Collection entries:

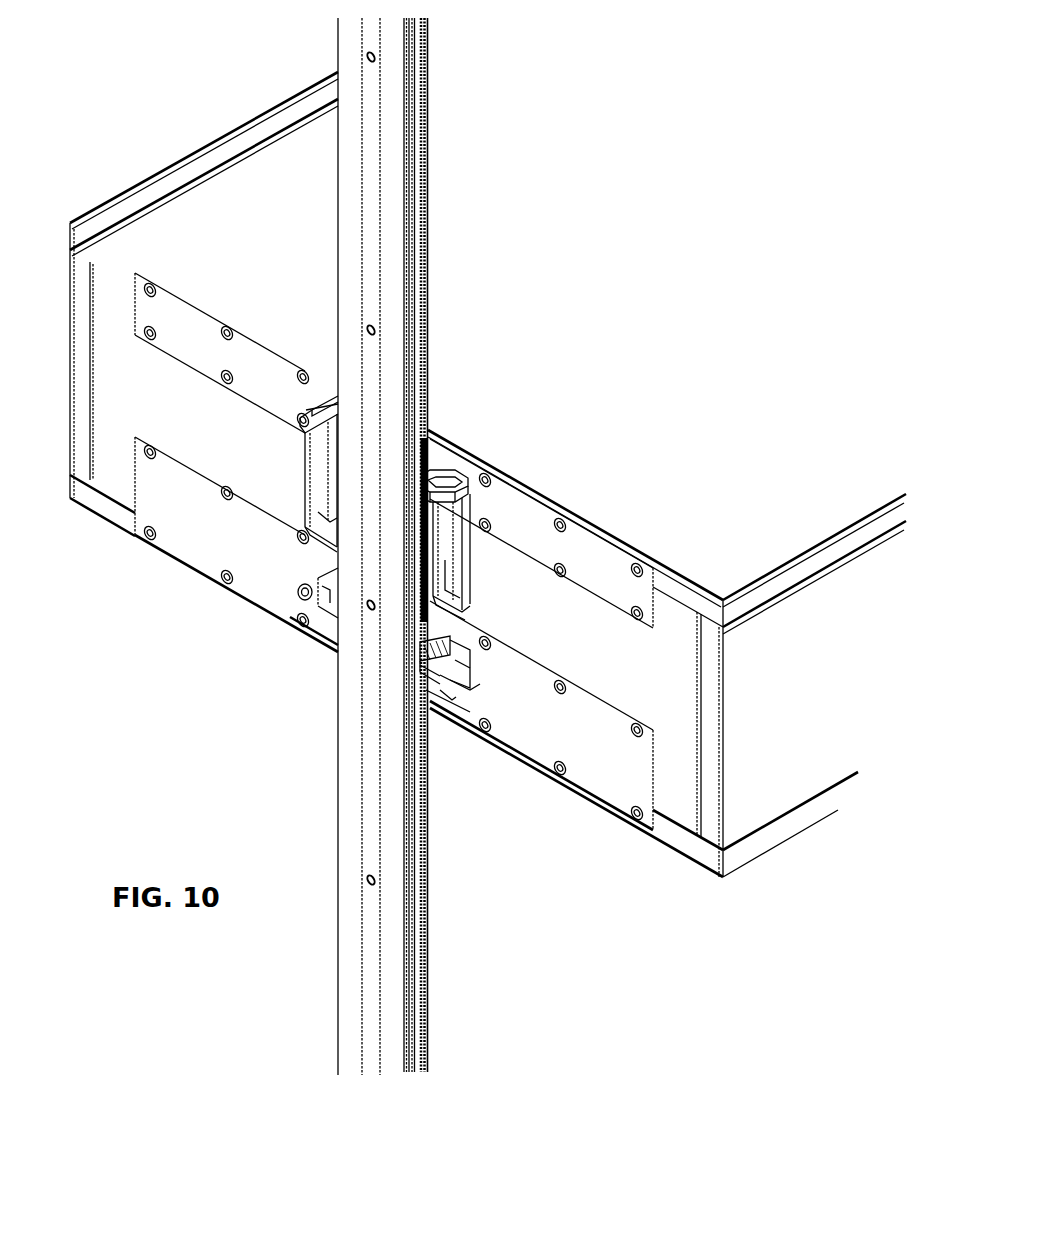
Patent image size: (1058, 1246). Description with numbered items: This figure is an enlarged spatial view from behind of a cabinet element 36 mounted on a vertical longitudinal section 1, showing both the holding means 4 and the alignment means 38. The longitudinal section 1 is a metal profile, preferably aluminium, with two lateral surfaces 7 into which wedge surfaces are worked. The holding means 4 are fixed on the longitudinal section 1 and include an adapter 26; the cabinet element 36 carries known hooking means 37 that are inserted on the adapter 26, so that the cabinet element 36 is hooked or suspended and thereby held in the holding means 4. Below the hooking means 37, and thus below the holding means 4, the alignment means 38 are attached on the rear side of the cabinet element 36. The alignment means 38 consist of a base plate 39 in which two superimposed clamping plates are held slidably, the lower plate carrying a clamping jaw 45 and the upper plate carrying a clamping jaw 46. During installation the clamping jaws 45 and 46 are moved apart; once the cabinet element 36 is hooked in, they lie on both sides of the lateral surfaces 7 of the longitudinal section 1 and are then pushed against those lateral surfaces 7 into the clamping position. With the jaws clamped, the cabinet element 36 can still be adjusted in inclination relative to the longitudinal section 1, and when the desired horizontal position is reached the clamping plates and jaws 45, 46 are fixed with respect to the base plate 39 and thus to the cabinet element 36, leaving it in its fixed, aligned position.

The longitudinal section 1 is at (389, 544).
The lateral surfaces 7 is at (326, 62).
The cabinet element 36 is at (187, 398).
The holding means 4 is at (299, 478).
The clamping jaw 46 is at (324, 652).
The hooking means 37 is at (434, 478).
The adapter 26 is at (524, 501).
The base plate 39 is at (584, 712).
The clamping jaw 45 is at (445, 668).
The alignment means 38 is at (663, 632).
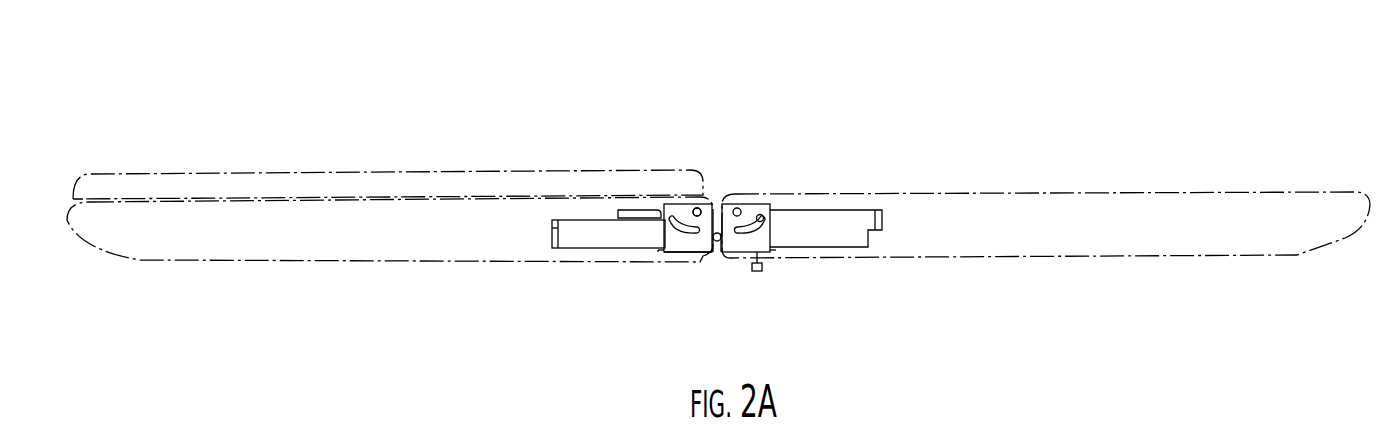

• _WRITTEN TASK_: Please update the material by changing "spatial" to "three-dimensional" throughout, keeping everything else the same and leaving the pictures out of your answer.

• _RESPONSE TO THIS EXERCISE_:
Patent image size: (1058, 1246). Description with numbered items: This figure is an enlarged three-dimensional view from behind of a cabinet element 36 mounted on a vertical longitudinal section 1, showing both the holding means 4 and the alignment means 38. The longitudinal section 1 is a metal profile, preferably aluminium, with two lateral surfaces 7 into which wedge surfaces are worked. The holding means 4 are fixed on the longitudinal section 1 and include an adapter 26; the cabinet element 36 carries known hooking means 37 that are inserted on the adapter 26, so that the cabinet element 36 is hooked or suspended and thereby held in the holding means 4. Below the hooking means 37, and thus below the holding means 4, the alignment means 38 are attached on the rear side of the cabinet element 36. The alignment means 38 consist of a base plate 39 in which two superimposed clamping plates are held slidably, the lower plate carrying a clamping jaw 45 and the upper plate carrying a clamping jaw 46. During installation the clamping jaws 45 and 46 are moved apart; once the cabinet element 36 is hooked in, they lie on both sides of the lateral surfaces 7 of the longitudinal section 1 and are then pushed against those lateral surfaces 7 into the clamping position. With the jaws clamped, the cabinet element 36 can still be adjusted in inclination relative to the longitudinal section 1, and when the desired horizontal position is reached the clamping plates and jaws 45, 46 are fixed with respect to the base plate 39 and thus to the cabinet element 36, leaving it in its fixed, aligned position.

The longitudinal section 1 is at (389, 544).
The lateral surfaces 7 is at (326, 62).
The cabinet element 36 is at (187, 398).
The holding means 4 is at (299, 478).
The clamping jaw 46 is at (324, 652).
The hooking means 37 is at (434, 478).
The adapter 26 is at (524, 501).
The base plate 39 is at (584, 712).
The clamping jaw 45 is at (445, 668).
The alignment means 38 is at (663, 632).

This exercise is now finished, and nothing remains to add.